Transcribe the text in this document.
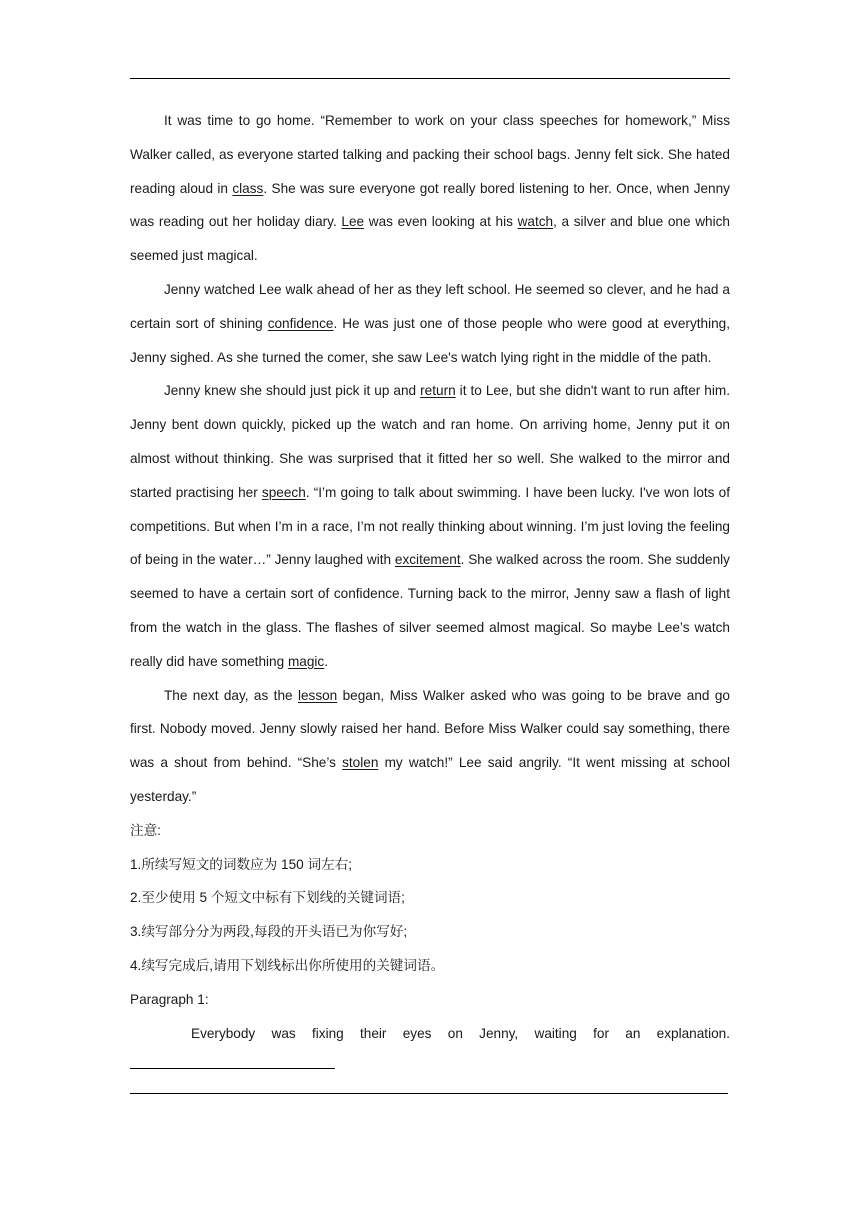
It was time to go home. “Remember to work on your class speeches for homework,” Miss Walker called, as everyone started talking and packing their school bags. Jenny felt sick. She hated reading aloud in class. She was sure everyone got really bored listening to her. Once, when Jenny was reading out her holiday diary. Lee was even looking at his watch, a silver and blue one which seemed just magical.

Jenny watched Lee walk ahead of her as they left school. He seemed so clever, and he had a certain sort of shining confidence. He was just one of those people who were good at everything, Jenny sighed. As she turned the comer, she saw Lee's watch lying right in the middle of the path.

Jenny knew she should just pick it up and return it to Lee, but she didn't want to run after him. Jenny bent down quickly, picked up the watch and ran home. On arriving home, Jenny put it on almost without thinking. She was surprised that it fitted her so well. She walked to the mirror and started practising her speech. “I’m going to talk about swimming. I have been lucky. I've won lots of competitions. But when I’m in a race, I’m not really thinking about winning. I’m just loving the feeling of being in the water…” Jenny laughed with excitement. She walked across the room. She suddenly seemed to have a certain sort of confidence. Turning back to the mirror, Jenny saw a flash of light from the watch in the glass. The flashes of silver seemed almost magical. So maybe Lee’s watch really did have something magic.

The next day, as the lesson began, Miss Walker asked who was going to be brave and go first. Nobody moved. Jenny slowly raised her hand. Before Miss Walker could say something, there was a shout from behind. “She’s stolen my watch!” Lee said angrily. “It went missing at school yesterday.”

注意:

1.所续写短文的词数应为 150 词左右;

2.至少使用 5 个短文中标有下划线的关键词语;

3.续写部分分为两段,每段的开头语已为你写好;

4.续写完成后,请用下划线标出你所使用的关键词语。

Paragraph 1:

Everybody was fixing their eyes on Jenny, waiting for an explanation.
#####
Required task = Quote every record above exactly, leaving out any pictures.

Right answer =
Transcribe the text in this document.
It was time to go home. “Remember to work on your class speeches for homework,” Miss Walker called, as everyone started talking and packing their school bags. Jenny felt sick. She hated reading aloud in class. She was sure everyone got really bored listening to her. Once, when Jenny was reading out her holiday diary. Lee was even looking at his watch, a silver and blue one which seemed just magical.

Jenny watched Lee walk ahead of her as they left school. He seemed so clever, and he had a certain sort of shining confidence. He was just one of those people who were good at everything, Jenny sighed. As she turned the comer, she saw Lee's watch lying right in the middle of the path.

Jenny knew she should just pick it up and return it to Lee, but she didn't want to run after him. Jenny bent down quickly, picked up the watch and ran home. On arriving home, Jenny put it on almost without thinking. She was surprised that it fitted her so well. She walked to the mirror and started practising her speech. “I’m going to talk about swimming. I have been lucky. I've won lots of competitions. But when I’m in a race, I’m not really thinking about winning. I’m just loving the feeling of being in the water…” Jenny laughed with excitement. She walked across the room. She suddenly seemed to have a certain sort of confidence. Turning back to the mirror, Jenny saw a flash of light from the watch in the glass. The flashes of silver seemed almost magical. So maybe Lee’s watch really did have something magic.

The next day, as the lesson began, Miss Walker asked who was going to be brave and go first. Nobody moved. Jenny slowly raised her hand. Before Miss Walker could say something, there was a shout from behind. “She’s stolen my watch!” Lee said angrily. “It went missing at school yesterday.”

注意:

1.所续写短文的词数应为 150 词左右;

2.至少使用 5 个短文中标有下划线的关键词语;

3.续写部分分为两段,每段的开头语已为你写好;

4.续写完成后,请用下划线标出你所使用的关键词语。

Paragraph 1:

Everybody was fixing their eyes on Jenny, waiting for an explanation.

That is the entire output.